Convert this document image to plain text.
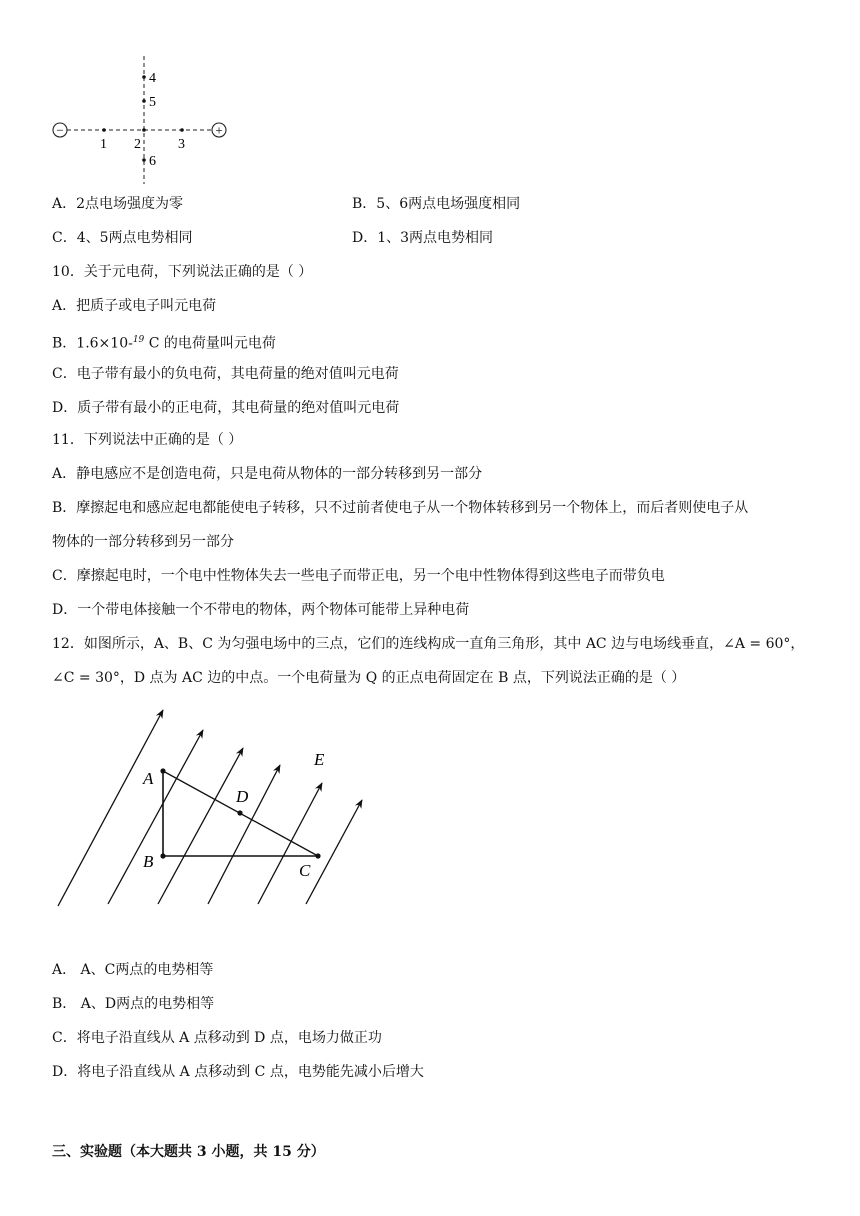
−	+
1 2	3
4
5
6
A．2点电场强度为零	B．5、6两点电场强度相同
C．4、5两点电势相同	D．1、3两点电势相同
10．关于元电荷，下列说法正确的是（ ）
A．把质子或电子叫元电荷
B．1.6×10-$^{19}$ C 的电荷量叫元电荷
C．电子带有最小的负电荷，其电荷量的绝对值叫元电荷
D．质子带有最小的正电荷，其电荷量的绝对值叫元电荷
11．下列说法中正确的是（ ）
A．静电感应不是创造电荷，只是电荷从物体的一部分转移到另一部分
B．摩擦起电和感应起电都能使电子转移，只不过前者使电子从一个物体转移到另一个物体上，而后者则使电子从
物体的一部分转移到另一部分
C．摩擦起电时，一个电中性物体失去一些电子而带正电，另一个电中性物体得到这些电子而带负电
D．一个带电体接触一个不带电的物体，两个物体可能带上异种电荷
12．如图所示，A、B、C 为匀强电场中的三点，它们的连线构成一直角三角形，其中 AC 边与电场线垂直，∠A = 60°，
∠C = 30°，D 点为 AC 边的中点。一个电荷量为 Q 的正点电荷固定在 B 点，下列说法正确的是（ ）
A
B	C
D
E
A． A、C两点的电势相等
B． A、D两点的电势相等
C．将电子沿直线从 A 点移动到 D 点，电场力做正功
D．将电子沿直线从 A 点移动到 C 点，电势能先减小后增大
三、实验题（本大题共 3 小题，共 15 分）
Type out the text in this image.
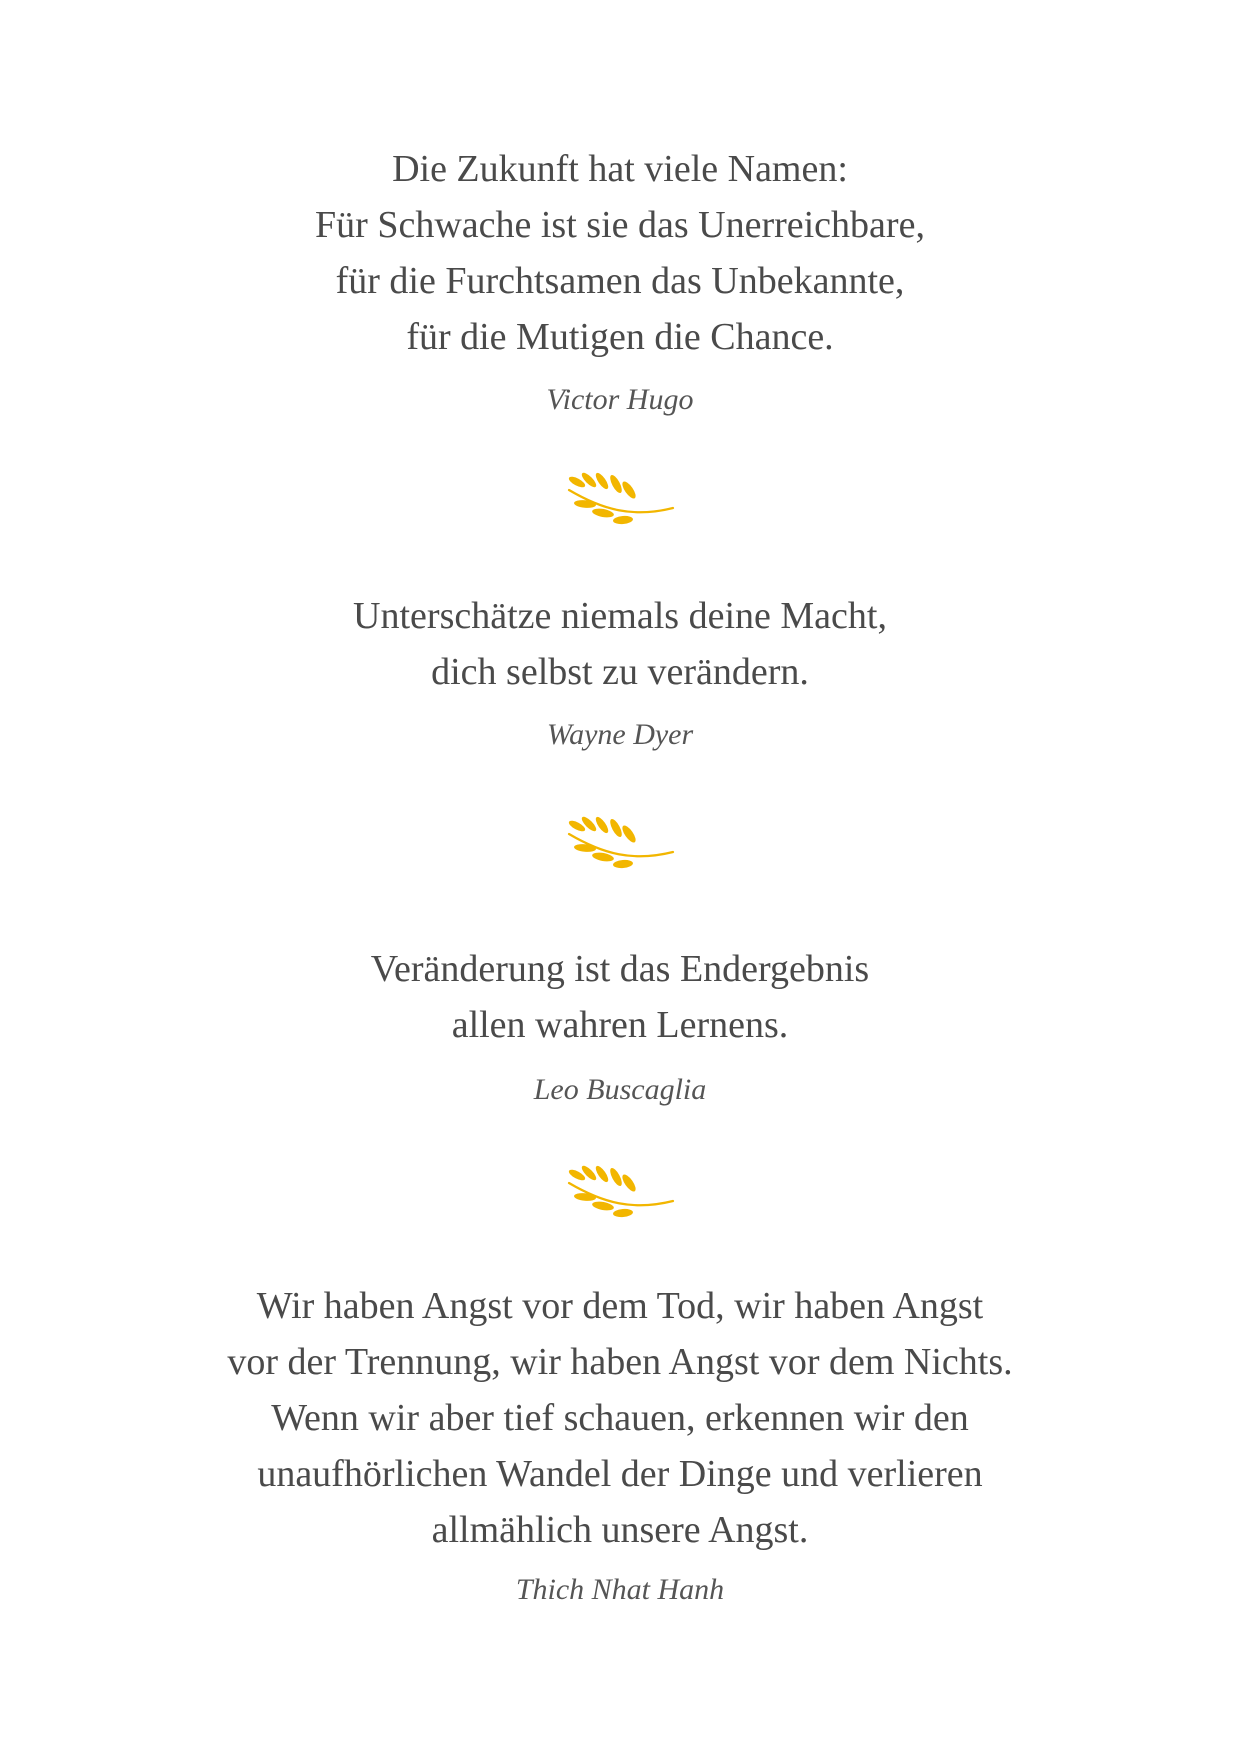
Die Zukunft hat viele Namen:
Für Schwache ist sie das Unerreichbare,
für die Furchtsamen das Unbekannte,
für die Mutigen die Chance.
Victor Hugo
Unterschätze niemals deine Macht,
dich selbst zu verändern.
Wayne Dyer
Veränderung ist das Endergebnis
allen wahren Lernens.
Leo Buscaglia
Wir haben Angst vor dem Tod, wir haben Angst
vor der Trennung, wir haben Angst vor dem Nichts.
Wenn wir aber tief schauen, erkennen wir den
unaufhörlichen Wandel der Dinge und verlieren
allmählich unsere Angst.
Thich Nhat Hanh
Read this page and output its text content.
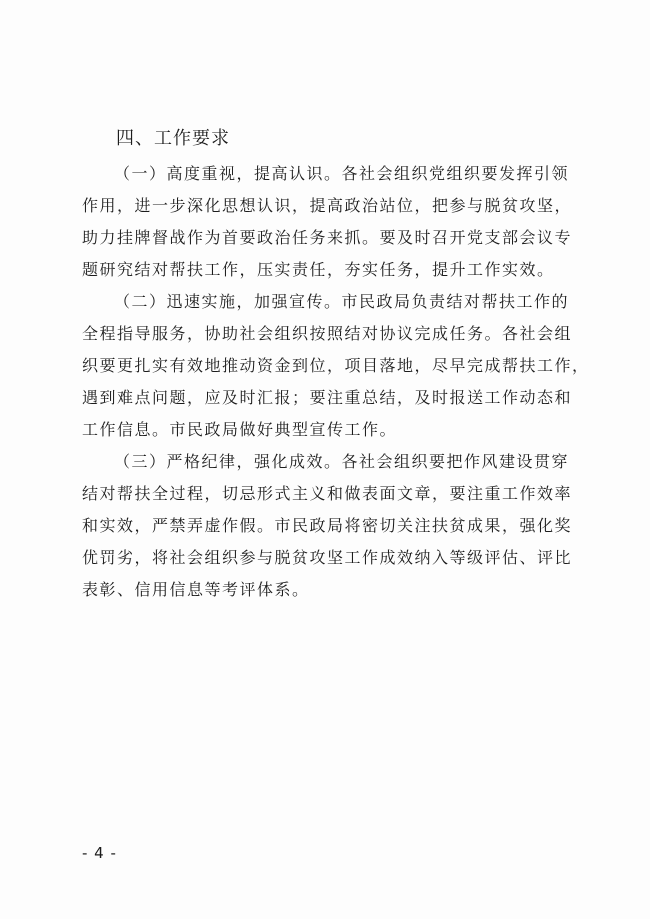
四、工作要求
（一）高度重视，提高认识。各社会组织党组织要发挥引领
作用，进一步深化思想认识，提高政治站位，把参与脱贫攻坚，
助力挂牌督战作为首要政治任务来抓。要及时召开党支部会议专
题研究结对帮扶工作，压实责任，夯实任务，提升工作实效。
（二）迅速实施，加强宣传。市民政局负责结对帮扶工作的
全程指导服务，协助社会组织按照结对协议完成任务。各社会组
织要更扎实有效地推动资金到位，项目落地，尽早完成帮扶工作，
遇到难点问题，应及时汇报；要注重总结，及时报送工作动态和
工作信息。市民政局做好典型宣传工作。
（三）严格纪律，强化成效。各社会组织要把作风建设贯穿
结对帮扶全过程，切忌形式主义和做表面文章，要注重工作效率
和实效，严禁弄虚作假。市民政局将密切关注扶贫成果，强化奖
优罚劣，将社会组织参与脱贫攻坚工作成效纳入等级评估、评比
表彰、信用信息等考评体系。
- 4 -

### Stated problem
State how many lines of the records above contain the word "点移动到", giving only that number.

### Answer in full
2